Supplied information
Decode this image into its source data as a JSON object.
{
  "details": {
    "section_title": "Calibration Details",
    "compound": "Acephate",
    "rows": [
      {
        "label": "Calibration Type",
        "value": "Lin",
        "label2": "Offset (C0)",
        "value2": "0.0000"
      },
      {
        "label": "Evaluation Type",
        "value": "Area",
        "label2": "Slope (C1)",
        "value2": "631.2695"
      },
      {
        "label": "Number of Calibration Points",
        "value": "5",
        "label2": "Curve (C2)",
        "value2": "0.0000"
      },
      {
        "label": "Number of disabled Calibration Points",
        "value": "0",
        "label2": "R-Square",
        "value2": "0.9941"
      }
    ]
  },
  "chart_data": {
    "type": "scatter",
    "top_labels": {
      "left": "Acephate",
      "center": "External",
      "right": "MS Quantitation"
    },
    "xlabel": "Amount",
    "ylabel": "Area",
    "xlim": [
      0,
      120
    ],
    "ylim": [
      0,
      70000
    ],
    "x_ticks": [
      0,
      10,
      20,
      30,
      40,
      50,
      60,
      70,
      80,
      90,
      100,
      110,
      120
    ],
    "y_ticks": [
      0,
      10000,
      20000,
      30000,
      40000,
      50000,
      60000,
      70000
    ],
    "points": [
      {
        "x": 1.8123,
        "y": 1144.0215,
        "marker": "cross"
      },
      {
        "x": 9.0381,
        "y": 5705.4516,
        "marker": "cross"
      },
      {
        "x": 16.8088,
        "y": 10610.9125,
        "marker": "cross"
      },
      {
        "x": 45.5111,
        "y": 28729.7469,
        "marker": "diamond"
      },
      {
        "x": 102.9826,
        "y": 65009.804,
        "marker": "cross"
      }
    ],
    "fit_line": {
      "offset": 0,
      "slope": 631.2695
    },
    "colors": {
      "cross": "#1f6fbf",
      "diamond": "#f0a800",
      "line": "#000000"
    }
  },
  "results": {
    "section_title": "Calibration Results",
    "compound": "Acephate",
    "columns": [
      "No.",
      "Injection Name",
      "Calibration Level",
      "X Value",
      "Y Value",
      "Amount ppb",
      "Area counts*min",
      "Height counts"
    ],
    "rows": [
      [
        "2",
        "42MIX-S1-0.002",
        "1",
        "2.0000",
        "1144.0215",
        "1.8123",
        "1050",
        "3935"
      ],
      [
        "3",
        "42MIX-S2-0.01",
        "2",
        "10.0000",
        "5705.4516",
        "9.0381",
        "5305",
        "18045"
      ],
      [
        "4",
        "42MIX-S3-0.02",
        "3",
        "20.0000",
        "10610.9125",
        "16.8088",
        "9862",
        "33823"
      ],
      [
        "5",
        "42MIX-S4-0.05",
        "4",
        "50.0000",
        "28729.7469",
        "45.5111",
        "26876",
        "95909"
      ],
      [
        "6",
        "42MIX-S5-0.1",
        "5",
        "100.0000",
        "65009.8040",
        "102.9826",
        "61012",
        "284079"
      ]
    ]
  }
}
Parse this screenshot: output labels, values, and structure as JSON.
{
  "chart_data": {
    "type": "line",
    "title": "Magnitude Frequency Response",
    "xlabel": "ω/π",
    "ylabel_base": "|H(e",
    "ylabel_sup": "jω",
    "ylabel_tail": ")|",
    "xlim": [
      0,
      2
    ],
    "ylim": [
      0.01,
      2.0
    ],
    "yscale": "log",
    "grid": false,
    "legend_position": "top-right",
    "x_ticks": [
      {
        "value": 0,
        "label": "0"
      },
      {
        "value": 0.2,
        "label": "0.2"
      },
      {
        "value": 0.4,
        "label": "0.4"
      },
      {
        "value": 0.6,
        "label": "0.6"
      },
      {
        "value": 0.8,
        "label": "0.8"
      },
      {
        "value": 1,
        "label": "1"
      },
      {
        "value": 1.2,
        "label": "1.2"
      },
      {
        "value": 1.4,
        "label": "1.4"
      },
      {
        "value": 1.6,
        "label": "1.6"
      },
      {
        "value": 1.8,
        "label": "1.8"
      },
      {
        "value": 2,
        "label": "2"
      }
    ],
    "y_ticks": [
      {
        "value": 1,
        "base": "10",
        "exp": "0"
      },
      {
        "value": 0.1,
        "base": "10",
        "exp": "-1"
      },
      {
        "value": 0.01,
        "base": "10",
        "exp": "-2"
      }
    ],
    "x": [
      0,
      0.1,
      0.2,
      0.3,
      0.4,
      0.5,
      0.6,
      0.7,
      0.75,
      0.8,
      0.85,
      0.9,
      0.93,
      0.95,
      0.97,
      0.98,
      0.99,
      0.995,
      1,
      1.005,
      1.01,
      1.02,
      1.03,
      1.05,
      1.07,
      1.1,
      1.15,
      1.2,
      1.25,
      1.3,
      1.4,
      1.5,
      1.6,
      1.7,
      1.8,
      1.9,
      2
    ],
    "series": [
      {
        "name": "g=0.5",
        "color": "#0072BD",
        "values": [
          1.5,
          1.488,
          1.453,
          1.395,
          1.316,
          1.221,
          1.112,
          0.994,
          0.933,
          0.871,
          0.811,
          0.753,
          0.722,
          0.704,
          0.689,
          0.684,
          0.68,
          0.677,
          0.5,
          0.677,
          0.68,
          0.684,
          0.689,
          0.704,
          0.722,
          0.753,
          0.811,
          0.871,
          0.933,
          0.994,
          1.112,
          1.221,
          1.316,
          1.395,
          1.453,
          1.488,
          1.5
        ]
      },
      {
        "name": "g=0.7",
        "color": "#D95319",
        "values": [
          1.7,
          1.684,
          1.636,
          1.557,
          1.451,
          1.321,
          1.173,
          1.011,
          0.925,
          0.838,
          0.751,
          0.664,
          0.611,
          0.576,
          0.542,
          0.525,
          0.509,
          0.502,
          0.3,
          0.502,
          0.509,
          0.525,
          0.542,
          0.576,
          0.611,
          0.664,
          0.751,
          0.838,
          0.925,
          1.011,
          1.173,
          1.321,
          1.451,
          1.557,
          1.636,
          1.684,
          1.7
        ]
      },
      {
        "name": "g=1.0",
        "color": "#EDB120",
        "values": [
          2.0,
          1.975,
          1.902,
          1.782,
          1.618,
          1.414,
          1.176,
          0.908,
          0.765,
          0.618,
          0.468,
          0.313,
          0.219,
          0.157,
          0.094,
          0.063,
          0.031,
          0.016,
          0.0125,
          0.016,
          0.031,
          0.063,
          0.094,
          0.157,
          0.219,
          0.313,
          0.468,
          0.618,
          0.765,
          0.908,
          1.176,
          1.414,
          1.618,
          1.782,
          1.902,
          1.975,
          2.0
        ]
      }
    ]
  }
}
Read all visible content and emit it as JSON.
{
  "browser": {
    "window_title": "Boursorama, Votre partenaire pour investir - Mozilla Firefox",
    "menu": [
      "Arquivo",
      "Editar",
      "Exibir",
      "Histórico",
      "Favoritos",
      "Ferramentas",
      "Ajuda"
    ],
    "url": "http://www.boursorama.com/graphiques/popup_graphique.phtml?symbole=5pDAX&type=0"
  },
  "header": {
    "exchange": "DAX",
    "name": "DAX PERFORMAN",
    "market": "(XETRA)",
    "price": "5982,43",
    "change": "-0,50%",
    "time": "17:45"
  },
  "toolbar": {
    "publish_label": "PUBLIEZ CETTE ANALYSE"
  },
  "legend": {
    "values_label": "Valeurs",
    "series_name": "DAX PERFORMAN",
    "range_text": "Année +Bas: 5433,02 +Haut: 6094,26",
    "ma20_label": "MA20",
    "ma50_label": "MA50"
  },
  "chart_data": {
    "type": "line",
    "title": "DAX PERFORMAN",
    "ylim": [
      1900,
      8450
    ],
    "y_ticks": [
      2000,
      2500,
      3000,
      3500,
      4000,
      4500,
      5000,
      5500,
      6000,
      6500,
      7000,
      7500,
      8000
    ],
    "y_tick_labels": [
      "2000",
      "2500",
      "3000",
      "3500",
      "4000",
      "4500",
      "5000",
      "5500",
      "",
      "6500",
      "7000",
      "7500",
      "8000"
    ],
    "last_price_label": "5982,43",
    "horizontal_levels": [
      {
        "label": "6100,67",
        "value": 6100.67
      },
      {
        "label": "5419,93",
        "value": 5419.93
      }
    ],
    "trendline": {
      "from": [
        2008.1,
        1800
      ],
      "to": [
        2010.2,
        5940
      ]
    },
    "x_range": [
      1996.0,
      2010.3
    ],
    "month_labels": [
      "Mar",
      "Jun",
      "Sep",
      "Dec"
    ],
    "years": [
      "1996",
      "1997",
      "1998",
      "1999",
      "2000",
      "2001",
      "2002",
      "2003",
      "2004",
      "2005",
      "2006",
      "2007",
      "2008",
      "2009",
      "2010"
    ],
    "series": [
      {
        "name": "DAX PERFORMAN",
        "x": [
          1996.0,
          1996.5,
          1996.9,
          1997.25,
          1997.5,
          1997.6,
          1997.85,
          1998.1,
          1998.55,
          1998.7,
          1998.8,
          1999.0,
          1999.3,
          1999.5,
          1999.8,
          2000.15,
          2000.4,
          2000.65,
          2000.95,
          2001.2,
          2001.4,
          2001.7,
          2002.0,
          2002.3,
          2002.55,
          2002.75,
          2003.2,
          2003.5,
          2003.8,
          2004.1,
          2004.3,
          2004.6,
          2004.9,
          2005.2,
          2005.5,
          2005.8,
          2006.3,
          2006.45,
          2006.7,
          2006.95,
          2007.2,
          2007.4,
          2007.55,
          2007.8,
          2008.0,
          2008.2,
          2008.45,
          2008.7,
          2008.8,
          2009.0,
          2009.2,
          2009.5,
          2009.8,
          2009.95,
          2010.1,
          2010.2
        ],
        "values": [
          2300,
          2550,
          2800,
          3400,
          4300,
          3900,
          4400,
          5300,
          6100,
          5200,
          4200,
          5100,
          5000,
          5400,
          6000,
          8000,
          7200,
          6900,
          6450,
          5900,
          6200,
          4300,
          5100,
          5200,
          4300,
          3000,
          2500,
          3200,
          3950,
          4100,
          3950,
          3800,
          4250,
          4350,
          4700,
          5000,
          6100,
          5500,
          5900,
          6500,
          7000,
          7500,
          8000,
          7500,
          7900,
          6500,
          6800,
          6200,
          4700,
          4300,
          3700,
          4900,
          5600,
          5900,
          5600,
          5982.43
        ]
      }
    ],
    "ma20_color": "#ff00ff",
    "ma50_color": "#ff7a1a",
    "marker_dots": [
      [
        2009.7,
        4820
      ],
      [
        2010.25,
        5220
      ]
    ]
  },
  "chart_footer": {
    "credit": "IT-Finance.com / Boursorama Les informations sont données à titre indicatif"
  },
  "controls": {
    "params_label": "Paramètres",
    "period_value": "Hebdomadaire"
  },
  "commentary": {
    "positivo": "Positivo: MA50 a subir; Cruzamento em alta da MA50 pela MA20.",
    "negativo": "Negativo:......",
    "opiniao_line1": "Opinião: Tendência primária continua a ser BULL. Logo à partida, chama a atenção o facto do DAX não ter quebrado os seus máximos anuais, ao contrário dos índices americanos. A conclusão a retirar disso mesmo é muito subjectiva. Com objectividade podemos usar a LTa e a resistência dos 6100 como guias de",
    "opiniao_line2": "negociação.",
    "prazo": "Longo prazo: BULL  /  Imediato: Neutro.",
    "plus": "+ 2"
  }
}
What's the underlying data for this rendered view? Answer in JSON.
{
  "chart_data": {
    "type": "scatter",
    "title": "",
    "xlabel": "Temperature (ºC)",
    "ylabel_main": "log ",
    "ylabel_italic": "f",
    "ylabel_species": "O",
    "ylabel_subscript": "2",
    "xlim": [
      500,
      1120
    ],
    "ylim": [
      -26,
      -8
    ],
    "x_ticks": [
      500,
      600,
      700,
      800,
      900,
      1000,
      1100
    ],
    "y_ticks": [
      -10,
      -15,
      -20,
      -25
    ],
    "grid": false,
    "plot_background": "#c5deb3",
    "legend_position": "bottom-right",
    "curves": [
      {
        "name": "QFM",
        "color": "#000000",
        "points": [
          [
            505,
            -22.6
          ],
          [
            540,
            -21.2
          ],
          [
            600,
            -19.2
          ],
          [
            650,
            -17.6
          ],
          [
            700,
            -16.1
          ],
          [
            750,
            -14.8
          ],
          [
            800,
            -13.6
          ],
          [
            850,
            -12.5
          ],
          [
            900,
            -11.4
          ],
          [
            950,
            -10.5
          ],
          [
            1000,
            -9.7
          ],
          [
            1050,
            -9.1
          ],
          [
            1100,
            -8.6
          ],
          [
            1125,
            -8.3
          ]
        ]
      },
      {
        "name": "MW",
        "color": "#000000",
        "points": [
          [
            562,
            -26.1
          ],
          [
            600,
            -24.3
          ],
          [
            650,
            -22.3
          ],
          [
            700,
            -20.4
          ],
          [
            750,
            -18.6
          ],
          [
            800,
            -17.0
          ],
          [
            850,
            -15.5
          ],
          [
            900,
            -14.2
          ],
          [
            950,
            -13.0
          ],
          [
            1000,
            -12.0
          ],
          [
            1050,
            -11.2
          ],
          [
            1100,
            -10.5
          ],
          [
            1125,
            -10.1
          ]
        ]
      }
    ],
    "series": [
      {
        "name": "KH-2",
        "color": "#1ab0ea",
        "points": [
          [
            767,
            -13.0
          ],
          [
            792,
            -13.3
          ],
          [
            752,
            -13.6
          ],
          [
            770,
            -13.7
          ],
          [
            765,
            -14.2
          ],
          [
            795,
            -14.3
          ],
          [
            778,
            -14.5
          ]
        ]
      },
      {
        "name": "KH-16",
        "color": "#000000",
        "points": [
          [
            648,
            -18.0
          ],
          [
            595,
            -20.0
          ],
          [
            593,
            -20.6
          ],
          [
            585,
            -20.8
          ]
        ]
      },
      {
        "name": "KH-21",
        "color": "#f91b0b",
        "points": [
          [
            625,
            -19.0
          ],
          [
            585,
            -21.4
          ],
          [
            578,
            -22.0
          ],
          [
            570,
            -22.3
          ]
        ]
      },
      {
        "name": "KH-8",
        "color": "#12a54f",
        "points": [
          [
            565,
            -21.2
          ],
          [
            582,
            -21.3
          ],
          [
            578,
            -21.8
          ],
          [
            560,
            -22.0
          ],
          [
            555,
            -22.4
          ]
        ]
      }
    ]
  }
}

Objective
Scan the listing above for the word "Calibration" and copy every line that holds it.

Answer for this exercise
    "section_title": "Calibration Details",
        "label": "Calibration Type",
        "label": "Number of Calibration Points",
        "label": "Number of disabled Calibration Points",
    "section_title": "Calibration Results",
      "Calibration Level",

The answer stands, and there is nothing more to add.